> [Task details]: Please pick up the forum post on PBT2 and ath434 after its last sentence and carry it further.

> [Excerpt to read]:
:::::

I spoke to Rebecca a couple of weeks back- very friendly lady. She did reiterate to me that right now the company has not set aside any resources for PBT2 and in fact it is currently on ice. The company is focused 100% on ath434 and getting trials started. How much can management take on? Well I’m not sure but given Stamlers salary I hope he’s literally too busy with ath434 to do anything else. If you’re reading this, make no mistake, 434 IS the holy grail for us, hence why approx 55M has been raised solely for this purpose since July 2020.
It’s interesting to see what third parties are doing with PBT2 and I appreciate other posters info on it. However, the hope being instilled in some readers of this forum might breed too much excitement and thus disappointment on pbt2 as radio silence on the compound prevails.

:::::

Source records
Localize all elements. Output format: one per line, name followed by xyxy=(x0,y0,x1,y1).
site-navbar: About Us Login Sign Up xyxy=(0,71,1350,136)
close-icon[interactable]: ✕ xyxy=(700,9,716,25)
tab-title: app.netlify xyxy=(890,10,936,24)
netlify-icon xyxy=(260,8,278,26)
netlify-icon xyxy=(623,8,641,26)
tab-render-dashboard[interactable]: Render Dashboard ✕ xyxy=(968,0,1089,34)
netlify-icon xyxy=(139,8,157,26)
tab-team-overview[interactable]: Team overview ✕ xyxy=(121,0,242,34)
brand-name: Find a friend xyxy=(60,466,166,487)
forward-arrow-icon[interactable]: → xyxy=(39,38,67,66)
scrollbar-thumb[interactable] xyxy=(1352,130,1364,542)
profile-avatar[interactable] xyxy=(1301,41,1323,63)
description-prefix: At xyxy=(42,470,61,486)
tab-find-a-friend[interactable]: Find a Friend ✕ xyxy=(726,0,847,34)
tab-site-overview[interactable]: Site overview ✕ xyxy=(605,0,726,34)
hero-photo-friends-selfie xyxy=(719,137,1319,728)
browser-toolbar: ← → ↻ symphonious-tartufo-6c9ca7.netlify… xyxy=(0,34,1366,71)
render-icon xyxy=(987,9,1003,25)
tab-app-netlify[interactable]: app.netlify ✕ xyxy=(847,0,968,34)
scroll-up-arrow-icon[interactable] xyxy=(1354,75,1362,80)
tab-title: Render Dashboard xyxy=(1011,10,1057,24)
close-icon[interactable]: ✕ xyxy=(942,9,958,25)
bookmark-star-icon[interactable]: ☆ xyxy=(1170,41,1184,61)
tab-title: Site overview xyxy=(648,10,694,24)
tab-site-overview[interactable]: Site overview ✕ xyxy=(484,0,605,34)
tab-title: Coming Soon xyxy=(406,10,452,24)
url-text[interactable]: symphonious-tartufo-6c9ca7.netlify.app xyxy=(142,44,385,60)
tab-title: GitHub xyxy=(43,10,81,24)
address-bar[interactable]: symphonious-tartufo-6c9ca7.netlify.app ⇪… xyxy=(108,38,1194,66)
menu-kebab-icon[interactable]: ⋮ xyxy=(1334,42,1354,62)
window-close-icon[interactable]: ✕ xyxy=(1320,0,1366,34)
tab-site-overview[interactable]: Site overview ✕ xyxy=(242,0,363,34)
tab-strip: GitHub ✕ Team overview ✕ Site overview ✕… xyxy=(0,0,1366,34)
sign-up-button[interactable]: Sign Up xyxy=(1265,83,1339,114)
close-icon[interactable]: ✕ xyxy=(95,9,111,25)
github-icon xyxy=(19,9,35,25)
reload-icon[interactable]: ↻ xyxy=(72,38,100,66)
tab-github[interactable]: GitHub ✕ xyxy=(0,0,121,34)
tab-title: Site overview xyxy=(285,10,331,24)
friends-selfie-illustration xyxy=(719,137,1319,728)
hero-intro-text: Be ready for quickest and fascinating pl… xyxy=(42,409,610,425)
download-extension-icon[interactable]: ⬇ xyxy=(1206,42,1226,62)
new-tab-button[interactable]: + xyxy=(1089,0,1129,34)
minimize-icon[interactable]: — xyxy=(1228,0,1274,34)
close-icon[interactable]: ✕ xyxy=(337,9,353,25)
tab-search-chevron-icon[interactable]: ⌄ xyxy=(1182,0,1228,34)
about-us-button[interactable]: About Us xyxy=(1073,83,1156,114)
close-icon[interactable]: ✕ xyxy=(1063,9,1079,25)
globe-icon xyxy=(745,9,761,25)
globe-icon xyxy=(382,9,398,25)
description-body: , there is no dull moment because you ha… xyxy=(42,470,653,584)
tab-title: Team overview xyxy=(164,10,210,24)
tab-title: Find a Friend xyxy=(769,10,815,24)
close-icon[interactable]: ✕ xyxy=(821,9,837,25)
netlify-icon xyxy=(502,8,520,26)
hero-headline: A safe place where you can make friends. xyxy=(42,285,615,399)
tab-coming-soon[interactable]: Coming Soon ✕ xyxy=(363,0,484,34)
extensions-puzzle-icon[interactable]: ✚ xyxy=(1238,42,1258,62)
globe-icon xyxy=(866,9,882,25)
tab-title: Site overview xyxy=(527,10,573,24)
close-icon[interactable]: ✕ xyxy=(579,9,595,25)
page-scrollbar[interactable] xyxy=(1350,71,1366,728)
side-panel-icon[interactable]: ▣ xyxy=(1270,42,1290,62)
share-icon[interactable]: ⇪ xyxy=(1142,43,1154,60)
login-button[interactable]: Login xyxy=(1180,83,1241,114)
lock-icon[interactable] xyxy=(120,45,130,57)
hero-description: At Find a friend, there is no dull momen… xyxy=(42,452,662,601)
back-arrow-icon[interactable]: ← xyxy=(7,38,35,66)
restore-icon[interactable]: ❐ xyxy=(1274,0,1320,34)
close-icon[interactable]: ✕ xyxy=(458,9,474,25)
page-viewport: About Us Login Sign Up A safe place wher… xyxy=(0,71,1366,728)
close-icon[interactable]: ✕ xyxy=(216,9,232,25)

:::::

> [Final answer]:
With ATH, time is money given the cash burn rate and so the risk moving into March is no indication of trials starting. I could be wrong to expect this but I would like to see US regulatory authorisation for commencement of trials imminently. It’s been a while since we heard anything from the FDA with regards to the development pathway for 434 trials, which according to the company last October ‘21 was “a robust development program” . If this robustness is a mutual agreement between Ath and the FDA, then when will approval for commencement be received? Given the recent Nz regulatory authorisation, one would hope that other jurisdictions should follow imminently, especially in the US, and get the P2 trial started. I think any indication of the US should boost the SP and de-risk any potential clinical trial delay which IMO could be keeping a lid on the sp at the moment.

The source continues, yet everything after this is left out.